┏━━

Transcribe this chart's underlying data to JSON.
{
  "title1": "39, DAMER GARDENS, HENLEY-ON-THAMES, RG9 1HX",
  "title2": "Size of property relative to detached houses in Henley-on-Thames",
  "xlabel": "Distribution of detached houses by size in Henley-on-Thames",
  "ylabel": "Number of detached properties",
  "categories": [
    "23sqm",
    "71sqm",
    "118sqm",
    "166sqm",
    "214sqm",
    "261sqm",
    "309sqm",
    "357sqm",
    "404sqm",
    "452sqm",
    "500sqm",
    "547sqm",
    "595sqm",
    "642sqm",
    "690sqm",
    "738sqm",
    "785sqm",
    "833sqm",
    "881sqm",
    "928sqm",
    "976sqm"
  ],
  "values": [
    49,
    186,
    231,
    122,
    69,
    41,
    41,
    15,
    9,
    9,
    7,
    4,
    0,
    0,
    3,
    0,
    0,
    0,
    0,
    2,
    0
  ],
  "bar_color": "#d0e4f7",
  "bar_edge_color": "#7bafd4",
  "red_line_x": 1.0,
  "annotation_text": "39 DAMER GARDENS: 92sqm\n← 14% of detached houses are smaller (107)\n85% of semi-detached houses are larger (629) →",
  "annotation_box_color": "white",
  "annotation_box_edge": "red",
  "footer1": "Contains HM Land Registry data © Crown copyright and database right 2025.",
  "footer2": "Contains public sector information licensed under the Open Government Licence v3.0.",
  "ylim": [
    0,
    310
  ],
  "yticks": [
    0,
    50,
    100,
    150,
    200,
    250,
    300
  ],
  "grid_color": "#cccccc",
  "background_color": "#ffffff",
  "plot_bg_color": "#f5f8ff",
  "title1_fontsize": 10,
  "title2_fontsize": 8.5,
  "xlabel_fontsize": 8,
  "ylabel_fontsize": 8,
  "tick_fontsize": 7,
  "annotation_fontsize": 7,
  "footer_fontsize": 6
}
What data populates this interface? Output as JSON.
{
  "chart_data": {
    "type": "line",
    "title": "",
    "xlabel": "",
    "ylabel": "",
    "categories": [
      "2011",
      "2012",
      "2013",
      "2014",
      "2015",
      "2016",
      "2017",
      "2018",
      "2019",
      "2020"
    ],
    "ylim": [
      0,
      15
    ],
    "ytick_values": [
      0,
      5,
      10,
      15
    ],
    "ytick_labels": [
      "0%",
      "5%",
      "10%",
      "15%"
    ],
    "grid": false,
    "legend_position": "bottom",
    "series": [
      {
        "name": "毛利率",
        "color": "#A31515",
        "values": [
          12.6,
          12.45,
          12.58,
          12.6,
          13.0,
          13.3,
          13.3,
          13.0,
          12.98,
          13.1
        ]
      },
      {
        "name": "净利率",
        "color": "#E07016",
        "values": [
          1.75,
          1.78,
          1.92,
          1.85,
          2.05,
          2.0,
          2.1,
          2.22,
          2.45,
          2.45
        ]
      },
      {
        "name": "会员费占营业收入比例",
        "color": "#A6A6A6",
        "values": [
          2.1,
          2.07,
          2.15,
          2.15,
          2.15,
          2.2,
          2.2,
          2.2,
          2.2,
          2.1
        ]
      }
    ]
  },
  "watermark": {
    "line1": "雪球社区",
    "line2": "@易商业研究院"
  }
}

┗━━

=== Given request ===
Write out the full set of records exactly as given.

=== Correct answer ===
Transcribe this chart's underlying data to JSON.
{
  "title1": "39, DAMER GARDENS, HENLEY-ON-THAMES, RG9 1HX",
  "title2": "Size of property relative to detached houses in Henley-on-Thames",
  "xlabel": "Distribution of detached houses by size in Henley-on-Thames",
  "ylabel": "Number of detached properties",
  "categories": [
    "23sqm",
    "71sqm",
    "118sqm",
    "166sqm",
    "214sqm",
    "261sqm",
    "309sqm",
    "357sqm",
    "404sqm",
    "452sqm",
    "500sqm",
    "547sqm",
    "595sqm",
    "642sqm",
    "690sqm",
    "738sqm",
    "785sqm",
    "833sqm",
    "881sqm",
    "928sqm",
    "976sqm"
  ],
  "values": [
    49,
    186,
    231,
    122,
    69,
    41,
    41,
    15,
    9,
    9,
    7,
    4,
    0,
    0,
    3,
    0,
    0,
    0,
    0,
    2,
    0
  ],
  "bar_color": "#d0e4f7",
  "bar_edge_color": "#7bafd4",
  "red_line_x": 1.0,
  "annotation_text": "39 DAMER GARDENS: 92sqm\n← 14% of detached houses are smaller (107)\n85% of semi-detached houses are larger (629) →",
  "annotation_box_color": "white",
  "annotation_box_edge": "red",
  "footer1": "Contains HM Land Registry data © Crown copyright and database right 2025.",
  "footer2": "Contains public sector information licensed under the Open Government Licence v3.0.",
  "ylim": [
    0,
    310
  ],
  "yticks": [
    0,
    50,
    100,
    150,
    200,
    250,
    300
  ],
  "grid_color": "#cccccc",
  "background_color": "#ffffff",
  "plot_bg_color": "#f5f8ff",
  "title1_fontsize": 10,
  "title2_fontsize": 8.5,
  "xlabel_fontsize": 8,
  "ylabel_fontsize": 8,
  "tick_fontsize": 7,
  "annotation_fontsize": 7,
  "footer_fontsize": 6
}
What data populates this interface? Output as JSON.
{
  "chart_data": {
    "type": "line",
    "title": "",
    "xlabel": "",
    "ylabel": "",
    "categories": [
      "2011",
      "2012",
      "2013",
      "2014",
      "2015",
      "2016",
      "2017",
      "2018",
      "2019",
      "2020"
    ],
    "ylim": [
      0,
      15
    ],
    "ytick_values": [
      0,
      5,
      10,
      15
    ],
    "ytick_labels": [
      "0%",
      "5%",
      "10%",
      "15%"
    ],
    "grid": false,
    "legend_position": "bottom",
    "series": [
      {
        "name": "毛利率",
        "color": "#A31515",
        "values": [
          12.6,
          12.45,
          12.58,
          12.6,
          13.0,
          13.3,
          13.3,
          13.0,
          12.98,
          13.1
        ]
      },
      {
        "name": "净利率",
        "color": "#E07016",
        "values": [
          1.75,
          1.78,
          1.92,
          1.85,
          2.05,
          2.0,
          2.1,
          2.22,
          2.45,
          2.45
        ]
      },
      {
        "name": "会员费占营业收入比例",
        "color": "#A6A6A6",
        "values": [
          2.1,
          2.07,
          2.15,
          2.15,
          2.15,
          2.2,
          2.2,
          2.2,
          2.2,
          2.1
        ]
      }
    ]
  },
  "watermark": {
    "line1": "雪球社区",
    "line2": "@易商业研究院"
  }
}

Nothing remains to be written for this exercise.